EXERCISE DESCRIPTION: Show every line of the records below that contains the word "index".
* * * * *
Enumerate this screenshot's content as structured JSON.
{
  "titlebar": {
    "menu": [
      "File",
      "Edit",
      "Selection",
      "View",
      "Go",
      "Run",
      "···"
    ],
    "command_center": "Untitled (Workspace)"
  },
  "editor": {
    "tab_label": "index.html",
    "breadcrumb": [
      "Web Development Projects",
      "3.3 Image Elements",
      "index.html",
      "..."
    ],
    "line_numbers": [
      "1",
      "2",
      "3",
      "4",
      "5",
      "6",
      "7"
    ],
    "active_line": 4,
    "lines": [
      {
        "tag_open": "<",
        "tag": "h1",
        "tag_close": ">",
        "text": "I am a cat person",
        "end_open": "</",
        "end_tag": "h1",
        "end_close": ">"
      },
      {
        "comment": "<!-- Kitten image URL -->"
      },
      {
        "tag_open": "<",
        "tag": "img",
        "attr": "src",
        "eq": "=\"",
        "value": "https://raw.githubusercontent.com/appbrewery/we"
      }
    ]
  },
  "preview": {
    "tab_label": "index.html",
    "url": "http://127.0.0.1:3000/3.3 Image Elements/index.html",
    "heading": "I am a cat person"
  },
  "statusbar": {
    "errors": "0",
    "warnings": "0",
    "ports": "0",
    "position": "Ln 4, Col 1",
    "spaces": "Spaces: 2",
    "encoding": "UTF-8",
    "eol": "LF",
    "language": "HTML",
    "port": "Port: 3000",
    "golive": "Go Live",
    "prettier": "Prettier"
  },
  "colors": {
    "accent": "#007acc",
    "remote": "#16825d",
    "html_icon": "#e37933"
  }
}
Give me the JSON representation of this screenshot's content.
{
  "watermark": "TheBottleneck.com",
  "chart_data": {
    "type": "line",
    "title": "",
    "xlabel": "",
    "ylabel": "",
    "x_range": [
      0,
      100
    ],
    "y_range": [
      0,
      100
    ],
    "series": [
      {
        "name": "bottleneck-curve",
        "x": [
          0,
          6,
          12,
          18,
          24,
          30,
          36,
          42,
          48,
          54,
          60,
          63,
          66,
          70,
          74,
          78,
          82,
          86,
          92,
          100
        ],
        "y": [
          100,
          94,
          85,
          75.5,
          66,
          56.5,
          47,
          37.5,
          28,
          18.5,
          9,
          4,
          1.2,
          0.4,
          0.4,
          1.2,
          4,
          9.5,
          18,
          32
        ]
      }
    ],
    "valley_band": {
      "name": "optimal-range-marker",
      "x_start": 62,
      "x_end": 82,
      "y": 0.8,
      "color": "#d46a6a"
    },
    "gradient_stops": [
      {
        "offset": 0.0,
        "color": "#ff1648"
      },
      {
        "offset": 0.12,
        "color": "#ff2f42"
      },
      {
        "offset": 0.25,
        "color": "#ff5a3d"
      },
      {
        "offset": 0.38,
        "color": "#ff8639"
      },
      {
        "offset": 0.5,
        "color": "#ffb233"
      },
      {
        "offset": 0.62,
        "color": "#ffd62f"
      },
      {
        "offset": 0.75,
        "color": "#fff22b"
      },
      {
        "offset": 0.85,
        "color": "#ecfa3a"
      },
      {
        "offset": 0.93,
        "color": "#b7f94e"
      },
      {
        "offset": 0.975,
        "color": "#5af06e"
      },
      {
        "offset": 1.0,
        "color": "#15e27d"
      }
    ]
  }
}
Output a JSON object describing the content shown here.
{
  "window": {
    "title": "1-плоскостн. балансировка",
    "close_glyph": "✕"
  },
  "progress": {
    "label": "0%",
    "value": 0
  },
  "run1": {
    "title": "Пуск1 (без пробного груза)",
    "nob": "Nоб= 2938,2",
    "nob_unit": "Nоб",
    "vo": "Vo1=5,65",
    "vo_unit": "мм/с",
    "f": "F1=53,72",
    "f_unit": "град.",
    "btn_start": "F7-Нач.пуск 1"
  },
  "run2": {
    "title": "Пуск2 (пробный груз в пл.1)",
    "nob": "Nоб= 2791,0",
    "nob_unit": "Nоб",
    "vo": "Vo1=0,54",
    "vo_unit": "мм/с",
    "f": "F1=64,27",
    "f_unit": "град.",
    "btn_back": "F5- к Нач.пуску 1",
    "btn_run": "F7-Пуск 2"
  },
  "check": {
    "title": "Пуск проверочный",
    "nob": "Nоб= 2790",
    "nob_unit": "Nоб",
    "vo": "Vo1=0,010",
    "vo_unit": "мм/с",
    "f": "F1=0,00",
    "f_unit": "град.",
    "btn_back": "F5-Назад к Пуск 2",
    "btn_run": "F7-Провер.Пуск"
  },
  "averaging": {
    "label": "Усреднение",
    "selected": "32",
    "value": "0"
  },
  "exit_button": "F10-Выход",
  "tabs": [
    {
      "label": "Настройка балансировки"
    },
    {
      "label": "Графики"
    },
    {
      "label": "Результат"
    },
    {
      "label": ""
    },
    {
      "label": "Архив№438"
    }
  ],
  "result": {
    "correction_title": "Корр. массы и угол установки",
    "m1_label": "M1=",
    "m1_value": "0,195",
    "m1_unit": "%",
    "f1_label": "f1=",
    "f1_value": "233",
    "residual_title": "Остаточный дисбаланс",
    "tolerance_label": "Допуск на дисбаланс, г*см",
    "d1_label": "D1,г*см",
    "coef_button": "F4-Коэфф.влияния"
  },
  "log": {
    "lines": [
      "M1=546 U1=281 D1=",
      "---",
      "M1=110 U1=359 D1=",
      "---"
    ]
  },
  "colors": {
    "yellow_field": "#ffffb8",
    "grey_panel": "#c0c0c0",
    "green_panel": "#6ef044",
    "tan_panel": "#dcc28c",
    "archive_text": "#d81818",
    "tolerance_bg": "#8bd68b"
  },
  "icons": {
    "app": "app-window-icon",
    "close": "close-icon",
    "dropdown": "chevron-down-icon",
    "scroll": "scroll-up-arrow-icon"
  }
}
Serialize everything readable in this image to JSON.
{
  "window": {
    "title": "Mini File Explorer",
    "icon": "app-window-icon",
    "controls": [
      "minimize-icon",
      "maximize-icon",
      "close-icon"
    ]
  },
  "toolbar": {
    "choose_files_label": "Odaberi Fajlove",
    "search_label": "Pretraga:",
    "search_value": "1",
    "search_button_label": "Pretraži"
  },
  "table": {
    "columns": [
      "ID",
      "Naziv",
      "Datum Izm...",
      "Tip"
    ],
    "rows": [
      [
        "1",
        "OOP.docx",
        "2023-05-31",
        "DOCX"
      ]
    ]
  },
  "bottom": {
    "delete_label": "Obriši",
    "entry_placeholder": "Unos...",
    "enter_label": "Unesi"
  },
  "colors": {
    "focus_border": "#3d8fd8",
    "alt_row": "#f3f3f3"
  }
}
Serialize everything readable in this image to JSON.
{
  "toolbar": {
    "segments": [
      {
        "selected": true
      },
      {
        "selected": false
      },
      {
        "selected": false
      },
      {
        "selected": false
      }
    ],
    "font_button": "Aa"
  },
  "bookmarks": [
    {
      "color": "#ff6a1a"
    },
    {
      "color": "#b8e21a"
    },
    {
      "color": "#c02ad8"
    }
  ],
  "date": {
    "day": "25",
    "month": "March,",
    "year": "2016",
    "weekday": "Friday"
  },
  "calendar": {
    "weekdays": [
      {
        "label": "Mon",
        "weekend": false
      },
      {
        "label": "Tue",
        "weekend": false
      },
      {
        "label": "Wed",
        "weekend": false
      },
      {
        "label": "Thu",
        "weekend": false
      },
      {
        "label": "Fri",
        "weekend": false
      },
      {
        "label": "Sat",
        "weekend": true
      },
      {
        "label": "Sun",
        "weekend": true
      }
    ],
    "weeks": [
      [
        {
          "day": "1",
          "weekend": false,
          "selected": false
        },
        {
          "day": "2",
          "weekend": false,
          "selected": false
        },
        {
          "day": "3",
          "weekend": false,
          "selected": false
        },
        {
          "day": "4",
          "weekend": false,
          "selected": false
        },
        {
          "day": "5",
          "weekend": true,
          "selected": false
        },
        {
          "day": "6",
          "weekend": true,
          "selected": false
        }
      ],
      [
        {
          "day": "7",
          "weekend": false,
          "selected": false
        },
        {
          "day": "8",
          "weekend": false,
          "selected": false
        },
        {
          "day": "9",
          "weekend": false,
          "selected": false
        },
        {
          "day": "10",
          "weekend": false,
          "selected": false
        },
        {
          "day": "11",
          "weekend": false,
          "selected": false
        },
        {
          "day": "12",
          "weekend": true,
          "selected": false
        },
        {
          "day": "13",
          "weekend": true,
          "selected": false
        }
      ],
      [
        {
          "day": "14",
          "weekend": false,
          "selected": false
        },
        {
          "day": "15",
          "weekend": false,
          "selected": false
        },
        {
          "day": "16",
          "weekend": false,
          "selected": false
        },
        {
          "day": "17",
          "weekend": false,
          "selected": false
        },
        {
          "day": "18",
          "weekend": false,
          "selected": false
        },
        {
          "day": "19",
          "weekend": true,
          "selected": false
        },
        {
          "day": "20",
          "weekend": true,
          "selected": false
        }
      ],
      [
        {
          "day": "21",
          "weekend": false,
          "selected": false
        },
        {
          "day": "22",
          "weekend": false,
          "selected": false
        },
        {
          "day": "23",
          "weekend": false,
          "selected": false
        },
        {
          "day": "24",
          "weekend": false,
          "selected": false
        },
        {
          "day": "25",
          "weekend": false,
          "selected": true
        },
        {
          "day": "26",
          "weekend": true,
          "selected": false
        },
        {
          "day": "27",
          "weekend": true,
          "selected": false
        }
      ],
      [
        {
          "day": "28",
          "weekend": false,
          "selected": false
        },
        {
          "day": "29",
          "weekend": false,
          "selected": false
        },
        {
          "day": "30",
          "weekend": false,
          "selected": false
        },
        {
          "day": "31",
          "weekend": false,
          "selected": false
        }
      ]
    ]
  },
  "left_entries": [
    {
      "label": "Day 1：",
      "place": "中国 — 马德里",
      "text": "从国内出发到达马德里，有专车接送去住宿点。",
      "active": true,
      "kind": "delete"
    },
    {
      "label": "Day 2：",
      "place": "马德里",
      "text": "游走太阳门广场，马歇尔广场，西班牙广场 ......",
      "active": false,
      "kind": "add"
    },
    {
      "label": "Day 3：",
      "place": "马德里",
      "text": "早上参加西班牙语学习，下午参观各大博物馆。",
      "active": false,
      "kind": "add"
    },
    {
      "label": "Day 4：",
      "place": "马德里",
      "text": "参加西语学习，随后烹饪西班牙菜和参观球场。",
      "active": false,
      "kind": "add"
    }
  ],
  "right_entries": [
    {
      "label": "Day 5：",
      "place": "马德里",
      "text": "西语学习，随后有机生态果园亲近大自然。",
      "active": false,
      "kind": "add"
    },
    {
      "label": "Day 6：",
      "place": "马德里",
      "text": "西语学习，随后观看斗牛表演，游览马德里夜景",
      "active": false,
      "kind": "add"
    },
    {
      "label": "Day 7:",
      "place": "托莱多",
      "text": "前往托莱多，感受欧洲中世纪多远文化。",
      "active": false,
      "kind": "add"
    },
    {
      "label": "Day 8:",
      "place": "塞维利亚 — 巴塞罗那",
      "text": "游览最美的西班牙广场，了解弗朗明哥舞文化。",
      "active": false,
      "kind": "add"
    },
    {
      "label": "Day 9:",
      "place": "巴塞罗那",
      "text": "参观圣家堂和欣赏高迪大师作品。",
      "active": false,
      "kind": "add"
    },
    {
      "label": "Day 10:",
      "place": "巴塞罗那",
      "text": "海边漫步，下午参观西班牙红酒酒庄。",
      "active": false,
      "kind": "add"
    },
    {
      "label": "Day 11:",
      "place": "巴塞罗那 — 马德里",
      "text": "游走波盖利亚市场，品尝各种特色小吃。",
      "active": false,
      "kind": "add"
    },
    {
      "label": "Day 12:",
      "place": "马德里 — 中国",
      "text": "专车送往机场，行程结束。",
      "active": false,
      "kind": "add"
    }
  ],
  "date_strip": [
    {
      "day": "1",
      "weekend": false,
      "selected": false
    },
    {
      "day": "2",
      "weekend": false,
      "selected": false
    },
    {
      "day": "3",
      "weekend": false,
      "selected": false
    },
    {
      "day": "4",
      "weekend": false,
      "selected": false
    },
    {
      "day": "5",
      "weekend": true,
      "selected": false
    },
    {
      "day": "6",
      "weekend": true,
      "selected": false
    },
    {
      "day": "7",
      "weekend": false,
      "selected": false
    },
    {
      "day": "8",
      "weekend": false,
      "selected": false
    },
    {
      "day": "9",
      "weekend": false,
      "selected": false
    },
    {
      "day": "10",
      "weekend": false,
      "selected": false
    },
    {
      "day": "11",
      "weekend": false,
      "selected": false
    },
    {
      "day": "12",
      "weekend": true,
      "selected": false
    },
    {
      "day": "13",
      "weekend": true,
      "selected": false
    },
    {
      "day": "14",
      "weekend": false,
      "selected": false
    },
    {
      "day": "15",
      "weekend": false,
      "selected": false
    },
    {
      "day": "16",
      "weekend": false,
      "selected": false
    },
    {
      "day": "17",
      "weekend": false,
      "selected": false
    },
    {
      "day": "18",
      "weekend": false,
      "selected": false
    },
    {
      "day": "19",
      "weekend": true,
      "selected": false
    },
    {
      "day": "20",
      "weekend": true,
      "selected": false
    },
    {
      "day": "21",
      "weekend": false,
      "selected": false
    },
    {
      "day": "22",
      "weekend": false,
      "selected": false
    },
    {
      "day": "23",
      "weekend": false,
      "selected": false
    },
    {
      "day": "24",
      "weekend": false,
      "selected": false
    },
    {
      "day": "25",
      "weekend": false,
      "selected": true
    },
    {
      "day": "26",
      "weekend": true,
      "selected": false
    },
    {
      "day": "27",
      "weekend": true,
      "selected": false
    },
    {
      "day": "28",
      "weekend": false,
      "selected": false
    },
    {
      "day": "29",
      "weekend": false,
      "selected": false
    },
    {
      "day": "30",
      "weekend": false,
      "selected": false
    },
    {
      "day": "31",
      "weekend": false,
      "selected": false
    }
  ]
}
* * * * *
RESPONSE:
    "tab_label": "index.html",
      "index.html",
    "tab_label": "index.html",
    "url": "http://127.0.0.1:3000/3.3 Image Elements/index.html",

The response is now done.